[Raw records]
####################
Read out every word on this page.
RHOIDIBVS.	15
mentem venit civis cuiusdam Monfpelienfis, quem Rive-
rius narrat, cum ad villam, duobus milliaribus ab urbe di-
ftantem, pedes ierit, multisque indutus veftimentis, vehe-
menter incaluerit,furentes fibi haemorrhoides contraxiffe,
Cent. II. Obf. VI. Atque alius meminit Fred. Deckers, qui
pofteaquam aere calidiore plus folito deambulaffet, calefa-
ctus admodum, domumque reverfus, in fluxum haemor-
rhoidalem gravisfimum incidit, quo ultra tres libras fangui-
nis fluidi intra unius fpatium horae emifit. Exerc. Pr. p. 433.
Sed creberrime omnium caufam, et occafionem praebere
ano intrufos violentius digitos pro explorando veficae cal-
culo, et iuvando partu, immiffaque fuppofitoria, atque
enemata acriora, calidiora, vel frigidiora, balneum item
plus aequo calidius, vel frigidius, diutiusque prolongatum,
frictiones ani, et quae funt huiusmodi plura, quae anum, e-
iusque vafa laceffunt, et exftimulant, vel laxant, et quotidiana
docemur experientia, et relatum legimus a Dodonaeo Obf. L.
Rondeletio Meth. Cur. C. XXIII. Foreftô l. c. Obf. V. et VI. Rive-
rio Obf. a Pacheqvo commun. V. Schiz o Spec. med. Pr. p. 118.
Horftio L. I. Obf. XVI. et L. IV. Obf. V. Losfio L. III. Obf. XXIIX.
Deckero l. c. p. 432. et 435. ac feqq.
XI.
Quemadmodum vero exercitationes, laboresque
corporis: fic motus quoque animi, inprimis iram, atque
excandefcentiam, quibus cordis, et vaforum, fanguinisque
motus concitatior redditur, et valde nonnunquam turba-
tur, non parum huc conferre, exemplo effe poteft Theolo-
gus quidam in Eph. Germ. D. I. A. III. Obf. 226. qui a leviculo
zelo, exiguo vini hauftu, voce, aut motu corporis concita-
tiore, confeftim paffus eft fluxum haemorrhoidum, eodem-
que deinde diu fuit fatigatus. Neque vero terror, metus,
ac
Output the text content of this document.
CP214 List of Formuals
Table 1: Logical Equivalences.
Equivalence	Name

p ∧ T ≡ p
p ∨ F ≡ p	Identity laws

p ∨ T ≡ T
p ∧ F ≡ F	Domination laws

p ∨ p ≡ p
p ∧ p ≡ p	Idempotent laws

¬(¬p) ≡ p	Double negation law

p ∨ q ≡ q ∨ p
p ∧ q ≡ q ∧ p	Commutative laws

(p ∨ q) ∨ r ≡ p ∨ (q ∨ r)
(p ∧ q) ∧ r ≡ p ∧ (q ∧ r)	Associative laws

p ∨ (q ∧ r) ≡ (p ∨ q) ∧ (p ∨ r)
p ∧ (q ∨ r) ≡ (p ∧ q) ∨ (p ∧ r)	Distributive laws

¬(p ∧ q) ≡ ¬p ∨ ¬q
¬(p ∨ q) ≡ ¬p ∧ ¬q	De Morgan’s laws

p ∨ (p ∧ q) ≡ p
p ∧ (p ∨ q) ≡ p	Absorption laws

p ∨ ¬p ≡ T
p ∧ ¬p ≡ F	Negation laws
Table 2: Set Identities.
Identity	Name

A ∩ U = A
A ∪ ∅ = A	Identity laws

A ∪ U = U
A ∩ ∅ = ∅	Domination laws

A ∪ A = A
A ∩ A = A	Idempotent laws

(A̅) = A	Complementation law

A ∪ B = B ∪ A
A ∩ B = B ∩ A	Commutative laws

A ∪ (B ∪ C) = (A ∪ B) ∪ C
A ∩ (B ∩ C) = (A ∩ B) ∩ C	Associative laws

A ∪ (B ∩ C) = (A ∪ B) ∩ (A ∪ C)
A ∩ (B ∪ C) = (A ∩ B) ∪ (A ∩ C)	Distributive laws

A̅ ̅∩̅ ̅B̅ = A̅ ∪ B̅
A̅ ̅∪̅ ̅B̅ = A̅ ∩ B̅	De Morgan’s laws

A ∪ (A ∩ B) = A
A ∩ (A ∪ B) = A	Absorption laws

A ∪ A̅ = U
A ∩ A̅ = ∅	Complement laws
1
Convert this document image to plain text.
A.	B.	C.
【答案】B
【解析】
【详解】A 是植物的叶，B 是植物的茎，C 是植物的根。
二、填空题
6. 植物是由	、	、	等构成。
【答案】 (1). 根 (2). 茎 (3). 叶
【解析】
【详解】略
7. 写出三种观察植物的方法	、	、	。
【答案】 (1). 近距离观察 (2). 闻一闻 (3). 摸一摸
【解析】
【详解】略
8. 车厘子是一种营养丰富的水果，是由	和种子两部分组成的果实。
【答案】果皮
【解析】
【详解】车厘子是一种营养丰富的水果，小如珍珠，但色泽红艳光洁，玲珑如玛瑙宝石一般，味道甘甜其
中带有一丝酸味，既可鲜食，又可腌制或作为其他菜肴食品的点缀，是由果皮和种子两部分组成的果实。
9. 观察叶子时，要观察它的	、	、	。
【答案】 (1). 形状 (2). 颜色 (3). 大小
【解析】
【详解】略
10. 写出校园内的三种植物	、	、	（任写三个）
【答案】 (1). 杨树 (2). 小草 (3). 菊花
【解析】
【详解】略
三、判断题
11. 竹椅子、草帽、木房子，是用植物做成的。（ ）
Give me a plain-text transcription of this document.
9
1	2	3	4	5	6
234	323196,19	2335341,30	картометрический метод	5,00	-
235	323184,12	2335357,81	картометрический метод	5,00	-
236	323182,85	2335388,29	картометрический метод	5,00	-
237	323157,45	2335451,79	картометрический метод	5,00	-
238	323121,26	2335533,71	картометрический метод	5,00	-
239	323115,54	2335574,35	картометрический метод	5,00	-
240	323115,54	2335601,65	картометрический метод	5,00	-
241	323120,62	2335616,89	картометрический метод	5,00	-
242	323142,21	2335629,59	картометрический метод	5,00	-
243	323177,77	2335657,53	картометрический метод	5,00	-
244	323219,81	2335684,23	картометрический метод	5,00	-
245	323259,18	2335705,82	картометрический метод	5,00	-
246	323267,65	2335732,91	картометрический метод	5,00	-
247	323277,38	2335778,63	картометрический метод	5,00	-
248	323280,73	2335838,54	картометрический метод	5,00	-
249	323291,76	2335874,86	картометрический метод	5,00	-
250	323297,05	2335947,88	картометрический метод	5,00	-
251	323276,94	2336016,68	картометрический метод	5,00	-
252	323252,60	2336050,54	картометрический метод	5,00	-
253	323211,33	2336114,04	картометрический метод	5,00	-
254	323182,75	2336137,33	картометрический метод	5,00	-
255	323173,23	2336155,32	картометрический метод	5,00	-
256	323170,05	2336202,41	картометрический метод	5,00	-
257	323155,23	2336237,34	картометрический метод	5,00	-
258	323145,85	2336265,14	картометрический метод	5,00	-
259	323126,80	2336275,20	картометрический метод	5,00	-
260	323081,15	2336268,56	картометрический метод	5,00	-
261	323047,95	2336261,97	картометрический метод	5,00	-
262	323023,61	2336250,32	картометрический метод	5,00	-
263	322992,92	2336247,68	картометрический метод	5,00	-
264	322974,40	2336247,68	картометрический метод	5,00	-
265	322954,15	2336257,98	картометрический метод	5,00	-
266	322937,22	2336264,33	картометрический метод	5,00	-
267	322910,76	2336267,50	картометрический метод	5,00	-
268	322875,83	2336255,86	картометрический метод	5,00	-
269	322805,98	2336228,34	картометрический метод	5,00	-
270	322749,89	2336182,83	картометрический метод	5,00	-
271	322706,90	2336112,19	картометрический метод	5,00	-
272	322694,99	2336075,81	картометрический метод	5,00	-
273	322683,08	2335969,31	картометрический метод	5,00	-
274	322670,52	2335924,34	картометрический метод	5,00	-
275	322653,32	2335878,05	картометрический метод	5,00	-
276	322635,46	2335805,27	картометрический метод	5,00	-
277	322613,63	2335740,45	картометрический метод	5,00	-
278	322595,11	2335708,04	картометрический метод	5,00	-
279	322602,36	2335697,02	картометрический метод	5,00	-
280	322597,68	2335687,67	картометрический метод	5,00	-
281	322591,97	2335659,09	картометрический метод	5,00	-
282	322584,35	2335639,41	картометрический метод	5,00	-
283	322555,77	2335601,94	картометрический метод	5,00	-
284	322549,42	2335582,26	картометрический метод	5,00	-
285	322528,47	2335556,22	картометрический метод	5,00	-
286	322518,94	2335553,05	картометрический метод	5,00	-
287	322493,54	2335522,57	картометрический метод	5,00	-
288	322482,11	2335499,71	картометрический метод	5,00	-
####################
### EXERCISE PROMPT
Using the records above, say how many lines include the string "Absorption". Only the number is wanted.

### EXPECTED ANSWER
2